§ YOUR INSTRUCTIONS: Return every line of the material exactly.

§ DATA ENTRIES:

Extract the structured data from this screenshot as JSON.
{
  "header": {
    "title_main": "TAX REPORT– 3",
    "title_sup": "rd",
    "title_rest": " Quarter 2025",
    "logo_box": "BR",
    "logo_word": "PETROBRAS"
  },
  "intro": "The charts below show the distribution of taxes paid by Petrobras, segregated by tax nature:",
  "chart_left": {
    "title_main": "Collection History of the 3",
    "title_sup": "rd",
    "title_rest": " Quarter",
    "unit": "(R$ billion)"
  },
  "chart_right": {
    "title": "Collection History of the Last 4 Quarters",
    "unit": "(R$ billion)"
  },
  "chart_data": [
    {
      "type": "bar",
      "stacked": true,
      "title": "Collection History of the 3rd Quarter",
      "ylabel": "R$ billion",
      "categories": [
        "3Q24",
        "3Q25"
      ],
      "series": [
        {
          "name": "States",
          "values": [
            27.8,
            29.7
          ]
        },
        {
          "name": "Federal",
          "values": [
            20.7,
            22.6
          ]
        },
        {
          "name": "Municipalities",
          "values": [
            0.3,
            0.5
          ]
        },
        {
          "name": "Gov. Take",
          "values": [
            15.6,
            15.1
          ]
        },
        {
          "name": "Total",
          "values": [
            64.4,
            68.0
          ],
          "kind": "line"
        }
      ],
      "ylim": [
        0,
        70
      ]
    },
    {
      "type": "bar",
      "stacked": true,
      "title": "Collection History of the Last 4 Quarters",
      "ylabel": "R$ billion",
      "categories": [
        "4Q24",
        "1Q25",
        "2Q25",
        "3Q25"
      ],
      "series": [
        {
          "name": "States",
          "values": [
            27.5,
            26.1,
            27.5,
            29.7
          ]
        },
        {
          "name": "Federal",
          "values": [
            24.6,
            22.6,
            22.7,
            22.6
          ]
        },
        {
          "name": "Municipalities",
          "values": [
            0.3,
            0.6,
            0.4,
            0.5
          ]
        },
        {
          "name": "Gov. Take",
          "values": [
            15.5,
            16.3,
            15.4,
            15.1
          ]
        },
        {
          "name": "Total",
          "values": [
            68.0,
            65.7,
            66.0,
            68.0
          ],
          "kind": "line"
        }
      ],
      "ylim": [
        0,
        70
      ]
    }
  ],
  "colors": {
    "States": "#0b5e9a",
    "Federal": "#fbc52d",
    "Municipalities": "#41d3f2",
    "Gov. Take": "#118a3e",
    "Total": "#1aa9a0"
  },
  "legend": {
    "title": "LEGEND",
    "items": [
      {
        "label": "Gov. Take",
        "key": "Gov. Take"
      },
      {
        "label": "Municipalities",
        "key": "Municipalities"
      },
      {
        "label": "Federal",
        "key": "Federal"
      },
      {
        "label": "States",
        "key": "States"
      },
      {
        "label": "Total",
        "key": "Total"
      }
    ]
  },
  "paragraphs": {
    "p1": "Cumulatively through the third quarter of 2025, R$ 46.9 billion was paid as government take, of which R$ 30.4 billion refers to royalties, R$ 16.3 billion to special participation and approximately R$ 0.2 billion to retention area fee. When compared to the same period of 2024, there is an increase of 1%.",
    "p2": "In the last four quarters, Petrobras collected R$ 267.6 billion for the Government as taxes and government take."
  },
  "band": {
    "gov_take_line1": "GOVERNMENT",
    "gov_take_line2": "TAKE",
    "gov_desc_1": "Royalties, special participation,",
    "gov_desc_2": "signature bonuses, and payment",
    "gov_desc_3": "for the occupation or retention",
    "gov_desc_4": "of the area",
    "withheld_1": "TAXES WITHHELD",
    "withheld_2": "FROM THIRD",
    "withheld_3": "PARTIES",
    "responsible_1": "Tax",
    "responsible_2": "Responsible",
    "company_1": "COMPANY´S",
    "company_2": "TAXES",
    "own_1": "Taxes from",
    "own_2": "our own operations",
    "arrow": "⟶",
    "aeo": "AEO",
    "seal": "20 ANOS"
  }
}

§ OUTPUT OF THE TASK:
Extract the structured data from this screenshot as JSON.
{
  "header": {
    "title_main": "TAX REPORT– 3",
    "title_sup": "rd",
    "title_rest": " Quarter 2025",
    "logo_box": "BR",
    "logo_word": "PETROBRAS"
  },
  "intro": "The charts below show the distribution of taxes paid by Petrobras, segregated by tax nature:",
  "chart_left": {
    "title_main": "Collection History of the 3",
    "title_sup": "rd",
    "title_rest": " Quarter",
    "unit": "(R$ billion)"
  },
  "chart_right": {
    "title": "Collection History of the Last 4 Quarters",
    "unit": "(R$ billion)"
  },
  "chart_data": [
    {
      "type": "bar",
      "stacked": true,
      "title": "Collection History of the 3rd Quarter",
      "ylabel": "R$ billion",
      "categories": [
        "3Q24",
        "3Q25"
      ],
      "series": [
        {
          "name": "States",
          "values": [
            27.8,
            29.7
          ]
        },
        {
          "name": "Federal",
          "values": [
            20.7,
            22.6
          ]
        },
        {
          "name": "Municipalities",
          "values": [
            0.3,
            0.5
          ]
        },
        {
          "name": "Gov. Take",
          "values": [
            15.6,
            15.1
          ]
        },
        {
          "name": "Total",
          "values": [
            64.4,
            68.0
          ],
          "kind": "line"
        }
      ],
      "ylim": [
        0,
        70
      ]
    },
    {
      "type": "bar",
      "stacked": true,
      "title": "Collection History of the Last 4 Quarters",
      "ylabel": "R$ billion",
      "categories": [
        "4Q24",
        "1Q25",
        "2Q25",
        "3Q25"
      ],
      "series": [
        {
          "name": "States",
          "values": [
            27.5,
            26.1,
            27.5,
            29.7
          ]
        },
        {
          "name": "Federal",
          "values": [
            24.6,
            22.6,
            22.7,
            22.6
          ]
        },
        {
          "name": "Municipalities",
          "values": [
            0.3,
            0.6,
            0.4,
            0.5
          ]
        },
        {
          "name": "Gov. Take",
          "values": [
            15.5,
            16.3,
            15.4,
            15.1
          ]
        },
        {
          "name": "Total",
          "values": [
            68.0,
            65.7,
            66.0,
            68.0
          ],
          "kind": "line"
        }
      ],
      "ylim": [
        0,
        70
      ]
    }
  ],
  "colors": {
    "States": "#0b5e9a",
    "Federal": "#fbc52d",
    "Municipalities": "#41d3f2",
    "Gov. Take": "#118a3e",
    "Total": "#1aa9a0"
  },
  "legend": {
    "title": "LEGEND",
    "items": [
      {
        "label": "Gov. Take",
        "key": "Gov. Take"
      },
      {
        "label": "Municipalities",
        "key": "Municipalities"
      },
      {
        "label": "Federal",
        "key": "Federal"
      },
      {
        "label": "States",
        "key": "States"
      },
      {
        "label": "Total",
        "key": "Total"
      }
    ]
  },
  "paragraphs": {
    "p1": "Cumulatively through the third quarter of 2025, R$ 46.9 billion was paid as government take, of which R$ 30.4 billion refers to royalties, R$ 16.3 billion to special participation and approximately R$ 0.2 billion to retention area fee. When compared to the same period of 2024, there is an increase of 1%.",
    "p2": "In the last four quarters, Petrobras collected R$ 267.6 billion for the Government as taxes and government take."
  },
  "band": {
    "gov_take_line1": "GOVERNMENT",
    "gov_take_line2": "TAKE",
    "gov_desc_1": "Royalties, special participation,",
    "gov_desc_2": "signature bonuses, and payment",
    "gov_desc_3": "for the occupation or retention",
    "gov_desc_4": "of the area",
    "withheld_1": "TAXES WITHHELD",
    "withheld_2": "FROM THIRD",
    "withheld_3": "PARTIES",
    "responsible_1": "Tax",
    "responsible_2": "Responsible",
    "company_1": "COMPANY´S",
    "company_2": "TAXES",
    "own_1": "Taxes from",
    "own_2": "our own operations",
    "arrow": "⟶",
    "aeo": "AEO",
    "seal": "20 ANOS"
  }
}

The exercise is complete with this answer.